- [Directive]
The records below are to be quoted in full; please keep every word exact.

Data records:
┌────────

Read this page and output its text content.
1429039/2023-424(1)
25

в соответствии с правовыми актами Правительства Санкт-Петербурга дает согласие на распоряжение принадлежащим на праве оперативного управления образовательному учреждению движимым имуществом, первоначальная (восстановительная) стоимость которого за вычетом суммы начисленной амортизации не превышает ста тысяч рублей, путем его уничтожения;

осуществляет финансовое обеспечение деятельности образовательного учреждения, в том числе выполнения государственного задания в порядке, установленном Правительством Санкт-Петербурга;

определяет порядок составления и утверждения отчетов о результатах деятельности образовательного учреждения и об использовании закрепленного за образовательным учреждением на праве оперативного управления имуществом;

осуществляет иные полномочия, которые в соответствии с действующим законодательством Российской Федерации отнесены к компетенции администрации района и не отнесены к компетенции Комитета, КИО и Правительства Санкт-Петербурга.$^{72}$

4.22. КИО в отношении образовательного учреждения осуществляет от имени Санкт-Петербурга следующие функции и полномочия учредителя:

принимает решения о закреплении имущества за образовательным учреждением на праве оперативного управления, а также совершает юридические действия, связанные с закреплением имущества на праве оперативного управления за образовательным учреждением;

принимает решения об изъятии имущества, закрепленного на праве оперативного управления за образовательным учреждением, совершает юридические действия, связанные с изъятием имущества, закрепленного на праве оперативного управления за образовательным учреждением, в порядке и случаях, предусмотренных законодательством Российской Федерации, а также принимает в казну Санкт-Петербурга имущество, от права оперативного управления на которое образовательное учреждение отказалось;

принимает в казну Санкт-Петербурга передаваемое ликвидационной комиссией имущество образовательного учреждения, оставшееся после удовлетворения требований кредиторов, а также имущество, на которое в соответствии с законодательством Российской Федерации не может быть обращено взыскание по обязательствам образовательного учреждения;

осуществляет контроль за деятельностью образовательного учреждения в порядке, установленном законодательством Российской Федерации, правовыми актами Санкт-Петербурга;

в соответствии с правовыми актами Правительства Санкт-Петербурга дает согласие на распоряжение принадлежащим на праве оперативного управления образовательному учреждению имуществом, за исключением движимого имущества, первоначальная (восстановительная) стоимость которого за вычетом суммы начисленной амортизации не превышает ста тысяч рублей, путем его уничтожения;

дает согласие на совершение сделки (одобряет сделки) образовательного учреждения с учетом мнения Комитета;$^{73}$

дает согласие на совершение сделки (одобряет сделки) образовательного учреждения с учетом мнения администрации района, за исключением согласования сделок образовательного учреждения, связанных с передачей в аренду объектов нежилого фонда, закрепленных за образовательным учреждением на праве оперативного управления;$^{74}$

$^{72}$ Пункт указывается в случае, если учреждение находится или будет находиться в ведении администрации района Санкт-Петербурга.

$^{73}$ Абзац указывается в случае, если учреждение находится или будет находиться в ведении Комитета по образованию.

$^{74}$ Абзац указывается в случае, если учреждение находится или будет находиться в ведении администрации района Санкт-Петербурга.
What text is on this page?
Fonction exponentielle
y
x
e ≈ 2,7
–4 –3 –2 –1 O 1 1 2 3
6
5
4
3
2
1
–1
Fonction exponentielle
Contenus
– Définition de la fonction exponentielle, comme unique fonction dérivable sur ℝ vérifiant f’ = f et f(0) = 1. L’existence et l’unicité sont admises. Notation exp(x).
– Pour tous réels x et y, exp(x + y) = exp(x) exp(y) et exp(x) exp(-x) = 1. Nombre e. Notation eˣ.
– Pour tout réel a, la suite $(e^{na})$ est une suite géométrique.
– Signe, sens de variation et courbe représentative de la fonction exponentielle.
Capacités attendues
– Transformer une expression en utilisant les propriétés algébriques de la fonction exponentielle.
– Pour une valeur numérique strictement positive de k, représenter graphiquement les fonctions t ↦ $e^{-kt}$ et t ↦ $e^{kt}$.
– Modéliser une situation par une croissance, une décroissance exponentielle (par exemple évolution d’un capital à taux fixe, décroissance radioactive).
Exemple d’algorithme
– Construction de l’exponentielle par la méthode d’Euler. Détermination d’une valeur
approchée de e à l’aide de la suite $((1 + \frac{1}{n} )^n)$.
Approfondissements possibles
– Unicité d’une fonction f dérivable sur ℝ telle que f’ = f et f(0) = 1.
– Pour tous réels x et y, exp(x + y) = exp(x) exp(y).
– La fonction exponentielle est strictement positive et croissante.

└────────

- [The response]
Read this page and output its text content.
1429039/2023-424(1)
25

в соответствии с правовыми актами Правительства Санкт-Петербурга дает согласие на распоряжение принадлежащим на праве оперативного управления образовательному учреждению движимым имуществом, первоначальная (восстановительная) стоимость которого за вычетом суммы начисленной амортизации не превышает ста тысяч рублей, путем его уничтожения;

осуществляет финансовое обеспечение деятельности образовательного учреждения, в том числе выполнения государственного задания в порядке, установленном Правительством Санкт-Петербурга;

определяет порядок составления и утверждения отчетов о результатах деятельности образовательного учреждения и об использовании закрепленного за образовательным учреждением на праве оперативного управления имуществом;

осуществляет иные полномочия, которые в соответствии с действующим законодательством Российской Федерации отнесены к компетенции администрации района и не отнесены к компетенции Комитета, КИО и Правительства Санкт-Петербурга.$^{72}$

4.22. КИО в отношении образовательного учреждения осуществляет от имени Санкт-Петербурга следующие функции и полномочия учредителя:

принимает решения о закреплении имущества за образовательным учреждением на праве оперативного управления, а также совершает юридические действия, связанные с закреплением имущества на праве оперативного управления за образовательным учреждением;

принимает решения об изъятии имущества, закрепленного на праве оперативного управления за образовательным учреждением, совершает юридические действия, связанные с изъятием имущества, закрепленного на праве оперативного управления за образовательным учреждением, в порядке и случаях, предусмотренных законодательством Российской Федерации, а также принимает в казну Санкт-Петербурга имущество, от права оперативного управления на которое образовательное учреждение отказалось;

принимает в казну Санкт-Петербурга передаваемое ликвидационной комиссией имущество образовательного учреждения, оставшееся после удовлетворения требований кредиторов, а также имущество, на которое в соответствии с законодательством Российской Федерации не может быть обращено взыскание по обязательствам образовательного учреждения;

осуществляет контроль за деятельностью образовательного учреждения в порядке, установленном законодательством Российской Федерации, правовыми актами Санкт-Петербурга;

в соответствии с правовыми актами Правительства Санкт-Петербурга дает согласие на распоряжение принадлежащим на праве оперативного управления образовательному учреждению имуществом, за исключением движимого имущества, первоначальная (восстановительная) стоимость которого за вычетом суммы начисленной амортизации не превышает ста тысяч рублей, путем его уничтожения;

дает согласие на совершение сделки (одобряет сделки) образовательного учреждения с учетом мнения Комитета;$^{73}$

дает согласие на совершение сделки (одобряет сделки) образовательного учреждения с учетом мнения администрации района, за исключением согласования сделок образовательного учреждения, связанных с передачей в аренду объектов нежилого фонда, закрепленных за образовательным учреждением на праве оперативного управления;$^{74}$

$^{72}$ Пункт указывается в случае, если учреждение находится или будет находиться в ведении администрации района Санкт-Петербурга.

$^{73}$ Абзац указывается в случае, если учреждение находится или будет находиться в ведении Комитета по образованию.

$^{74}$ Абзац указывается в случае, если учреждение находится или будет находиться в ведении администрации района Санкт-Петербурга.
What text is on this page?
Fonction exponentielle
y
x
e ≈ 2,7
–4 –3 –2 –1 O 1 1 2 3
6
5
4
3
2
1
–1
Fonction exponentielle
Contenus
– Définition de la fonction exponentielle, comme unique fonction dérivable sur ℝ vérifiant f’ = f et f(0) = 1. L’existence et l’unicité sont admises. Notation exp(x).
– Pour tous réels x et y, exp(x + y) = exp(x) exp(y) et exp(x) exp(-x) = 1. Nombre e. Notation eˣ.
– Pour tout réel a, la suite $(e^{na})$ est une suite géométrique.
– Signe, sens de variation et courbe représentative de la fonction exponentielle.
Capacités attendues
– Transformer une expression en utilisant les propriétés algébriques de la fonction exponentielle.
– Pour une valeur numérique strictement positive de k, représenter graphiquement les fonctions t ↦ $e^{-kt}$ et t ↦ $e^{kt}$.
– Modéliser une situation par une croissance, une décroissance exponentielle (par exemple évolution d’un capital à taux fixe, décroissance radioactive).
Exemple d’algorithme
– Construction de l’exponentielle par la méthode d’Euler. Détermination d’une valeur
approchée de e à l’aide de la suite $((1 + \frac{1}{n} )^n)$.
Approfondissements possibles
– Unicité d’une fonction f dérivable sur ℝ telle que f’ = f et f(0) = 1.
– Pour tous réels x et y, exp(x + y) = exp(x) exp(y).
– La fonction exponentielle est strictement positive et croissante.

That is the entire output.